Nuova distribuzione delle competenze per la Provincia
Il presidente della Provincia di Verona, Flavio Pasini, ha formalizzato in mattinata la ripartizione delle deleghe tra i membri del consiglio provinciale. Con l'atto si definisce la responsabilità operativa per numerosi ambiti che incidono direttamente sui servizi e sulle politiche rivolte ai Comuni scaligeri.
La scelta dell'inquilino di Palazzo della Provincia privilegia, come annunciato, la continuità: molte deleghe sono state infatti confermate ai consiglieri rieletti per sfruttare l'esperienza maturata nella precedente consiliatura. L'intento dichiarato è assicurare rappresentatività territoriale e un rapporto stretto con i municipi del territorio provinciale.
"Ho confermato buona parte delle deleghe ai consiglieri rieletti per garantire continuità al lavoro svolto nella precedente consiliatura e non disperdere così il patrimonio di competenze sin qui acquisito"
Tra le deleghe assegnate figurano competenze di natura tecnica e strategica, con ricadute concrete sulla gestione delle infrastrutture, dei servizi essenziali e delle politiche di sviluppo locale.

● ● ● ●

### Compito assegnato A
Rispondi a ciascuna domanda in base al brano sulle deleghe provinciali.
(i) Chi ha formalizzato la ripartizione delle deleghe e quale carica ricopre?
(ii) A quali consiglieri sono state confermate molte deleghe?
(iii) Di quale natura sono le competenze che figurano tra le deleghe assegnate?
### Compito assegnato B
Elenca tutti gli ambiti di gestione in cui, secondo il brano sulle deleghe provinciali, le deleghe assegnate hanno ricadute concrete.
I dati riportati di seguito sono materiale a sé, distinto dal brano.

● ● ● ●

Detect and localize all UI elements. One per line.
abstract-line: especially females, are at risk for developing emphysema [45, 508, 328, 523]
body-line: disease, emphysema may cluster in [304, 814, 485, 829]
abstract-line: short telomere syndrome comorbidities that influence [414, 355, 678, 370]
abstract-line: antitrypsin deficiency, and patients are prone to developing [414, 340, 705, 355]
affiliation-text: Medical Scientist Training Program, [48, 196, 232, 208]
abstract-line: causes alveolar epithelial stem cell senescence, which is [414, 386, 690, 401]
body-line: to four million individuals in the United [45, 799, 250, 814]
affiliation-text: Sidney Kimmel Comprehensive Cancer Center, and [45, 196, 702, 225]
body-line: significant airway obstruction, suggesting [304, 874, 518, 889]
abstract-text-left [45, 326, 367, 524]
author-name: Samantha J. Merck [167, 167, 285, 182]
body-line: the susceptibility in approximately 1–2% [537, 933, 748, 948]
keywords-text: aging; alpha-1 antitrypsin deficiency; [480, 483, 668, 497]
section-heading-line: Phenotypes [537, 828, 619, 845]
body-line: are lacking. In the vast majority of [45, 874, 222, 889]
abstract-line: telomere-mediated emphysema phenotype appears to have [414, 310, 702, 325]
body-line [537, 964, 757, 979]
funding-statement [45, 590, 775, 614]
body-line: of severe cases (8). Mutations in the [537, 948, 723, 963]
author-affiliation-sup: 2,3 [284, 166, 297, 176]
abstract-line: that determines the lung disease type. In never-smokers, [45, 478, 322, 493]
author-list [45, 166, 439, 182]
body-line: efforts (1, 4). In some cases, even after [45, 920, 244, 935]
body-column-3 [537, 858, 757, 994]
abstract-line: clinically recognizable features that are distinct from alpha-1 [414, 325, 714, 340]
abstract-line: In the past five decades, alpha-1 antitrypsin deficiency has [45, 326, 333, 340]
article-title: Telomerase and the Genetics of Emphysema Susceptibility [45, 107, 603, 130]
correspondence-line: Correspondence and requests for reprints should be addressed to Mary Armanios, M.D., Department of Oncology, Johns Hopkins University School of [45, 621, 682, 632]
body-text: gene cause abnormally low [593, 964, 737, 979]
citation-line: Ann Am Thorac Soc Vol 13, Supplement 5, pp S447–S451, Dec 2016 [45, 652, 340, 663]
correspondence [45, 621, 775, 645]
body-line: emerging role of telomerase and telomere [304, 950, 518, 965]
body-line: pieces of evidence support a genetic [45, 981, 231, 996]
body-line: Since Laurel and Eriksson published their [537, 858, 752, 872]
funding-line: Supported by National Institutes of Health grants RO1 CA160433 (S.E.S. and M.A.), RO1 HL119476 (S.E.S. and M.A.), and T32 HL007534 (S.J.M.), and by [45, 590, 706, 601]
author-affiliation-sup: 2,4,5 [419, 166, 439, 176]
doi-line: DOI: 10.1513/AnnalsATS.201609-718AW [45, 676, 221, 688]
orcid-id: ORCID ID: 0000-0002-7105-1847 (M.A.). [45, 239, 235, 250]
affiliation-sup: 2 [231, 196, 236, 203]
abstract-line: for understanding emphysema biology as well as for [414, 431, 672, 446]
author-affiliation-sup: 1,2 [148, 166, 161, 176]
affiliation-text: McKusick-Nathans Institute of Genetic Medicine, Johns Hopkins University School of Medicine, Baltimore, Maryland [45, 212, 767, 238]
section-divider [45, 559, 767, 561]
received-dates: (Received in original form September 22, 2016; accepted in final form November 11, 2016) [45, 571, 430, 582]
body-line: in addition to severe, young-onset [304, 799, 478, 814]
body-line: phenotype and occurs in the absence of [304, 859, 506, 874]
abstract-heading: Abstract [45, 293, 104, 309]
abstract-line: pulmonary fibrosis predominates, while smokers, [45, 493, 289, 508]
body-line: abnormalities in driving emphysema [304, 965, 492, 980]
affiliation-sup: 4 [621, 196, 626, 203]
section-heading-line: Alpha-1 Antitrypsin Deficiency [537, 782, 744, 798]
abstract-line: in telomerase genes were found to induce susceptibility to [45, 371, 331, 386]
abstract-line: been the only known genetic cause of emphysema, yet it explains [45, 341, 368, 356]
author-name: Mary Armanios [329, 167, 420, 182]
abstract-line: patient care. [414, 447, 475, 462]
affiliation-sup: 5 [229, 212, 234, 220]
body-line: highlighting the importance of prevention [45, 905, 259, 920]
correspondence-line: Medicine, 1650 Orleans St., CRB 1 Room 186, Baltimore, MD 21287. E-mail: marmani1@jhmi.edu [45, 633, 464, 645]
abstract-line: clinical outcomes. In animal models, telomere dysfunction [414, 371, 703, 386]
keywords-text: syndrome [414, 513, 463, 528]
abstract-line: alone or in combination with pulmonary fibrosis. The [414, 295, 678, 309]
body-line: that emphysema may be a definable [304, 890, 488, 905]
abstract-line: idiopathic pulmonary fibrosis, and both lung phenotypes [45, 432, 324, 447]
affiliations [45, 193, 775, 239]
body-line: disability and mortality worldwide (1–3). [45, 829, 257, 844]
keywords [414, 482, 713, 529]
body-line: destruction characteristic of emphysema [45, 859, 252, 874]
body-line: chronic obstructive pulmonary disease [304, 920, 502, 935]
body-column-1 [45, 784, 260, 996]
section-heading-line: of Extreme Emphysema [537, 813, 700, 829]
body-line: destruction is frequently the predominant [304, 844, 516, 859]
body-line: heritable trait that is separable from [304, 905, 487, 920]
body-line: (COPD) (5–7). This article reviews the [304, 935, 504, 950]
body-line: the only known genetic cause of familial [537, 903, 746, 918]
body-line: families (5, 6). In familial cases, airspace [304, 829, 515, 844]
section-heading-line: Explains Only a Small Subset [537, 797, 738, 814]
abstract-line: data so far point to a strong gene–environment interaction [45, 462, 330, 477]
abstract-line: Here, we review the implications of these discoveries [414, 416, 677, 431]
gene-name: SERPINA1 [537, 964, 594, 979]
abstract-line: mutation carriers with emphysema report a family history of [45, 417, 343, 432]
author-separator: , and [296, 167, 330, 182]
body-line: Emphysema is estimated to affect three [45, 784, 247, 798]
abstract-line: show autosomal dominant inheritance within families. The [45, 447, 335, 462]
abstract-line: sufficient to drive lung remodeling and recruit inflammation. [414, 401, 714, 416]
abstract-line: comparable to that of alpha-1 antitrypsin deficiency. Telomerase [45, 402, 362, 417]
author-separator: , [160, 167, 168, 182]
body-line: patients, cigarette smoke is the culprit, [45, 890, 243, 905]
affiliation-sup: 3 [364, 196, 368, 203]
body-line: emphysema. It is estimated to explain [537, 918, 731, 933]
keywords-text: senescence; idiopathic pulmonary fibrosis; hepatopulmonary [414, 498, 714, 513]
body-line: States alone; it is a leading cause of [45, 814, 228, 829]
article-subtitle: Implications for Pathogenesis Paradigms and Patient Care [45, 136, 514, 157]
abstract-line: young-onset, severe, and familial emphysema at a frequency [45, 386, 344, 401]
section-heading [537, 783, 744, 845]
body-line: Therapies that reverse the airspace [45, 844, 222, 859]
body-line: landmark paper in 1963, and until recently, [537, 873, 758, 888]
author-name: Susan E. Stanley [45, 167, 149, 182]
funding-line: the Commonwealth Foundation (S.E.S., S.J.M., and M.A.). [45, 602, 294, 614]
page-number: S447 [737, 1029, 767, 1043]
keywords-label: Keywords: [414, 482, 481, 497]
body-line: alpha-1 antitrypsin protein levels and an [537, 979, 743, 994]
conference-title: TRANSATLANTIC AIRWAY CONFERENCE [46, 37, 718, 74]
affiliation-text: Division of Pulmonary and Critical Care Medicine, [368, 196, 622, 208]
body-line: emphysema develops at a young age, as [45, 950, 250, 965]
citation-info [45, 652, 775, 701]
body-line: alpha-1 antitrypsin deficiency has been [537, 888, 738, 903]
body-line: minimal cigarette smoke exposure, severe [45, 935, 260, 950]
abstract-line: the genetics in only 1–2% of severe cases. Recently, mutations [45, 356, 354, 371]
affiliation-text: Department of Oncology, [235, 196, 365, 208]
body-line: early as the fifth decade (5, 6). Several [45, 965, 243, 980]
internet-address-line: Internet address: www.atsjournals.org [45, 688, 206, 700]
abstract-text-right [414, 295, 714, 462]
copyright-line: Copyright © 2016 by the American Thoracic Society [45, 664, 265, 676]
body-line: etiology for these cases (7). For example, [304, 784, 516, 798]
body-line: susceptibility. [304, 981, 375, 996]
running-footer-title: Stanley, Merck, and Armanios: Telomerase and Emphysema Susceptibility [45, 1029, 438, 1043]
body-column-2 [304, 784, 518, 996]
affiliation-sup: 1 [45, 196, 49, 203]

● ● ● ●

### Risposta al compito A
(i) La ripartizione è stata formalizzata da Flavio Pasini, presidente della Provincia di Verona.
(ii) Molte deleghe sono state confermate ai consiglieri rieletti.
(iii) Tra le deleghe assegnate figurano competenze di natura tecnica e strategica.

### Risposta al compito B
Le ricadute concrete riguardano la gestione delle infrastrutture, la gestione dei servizi essenziali e la gestione delle politiche di sviluppo locale.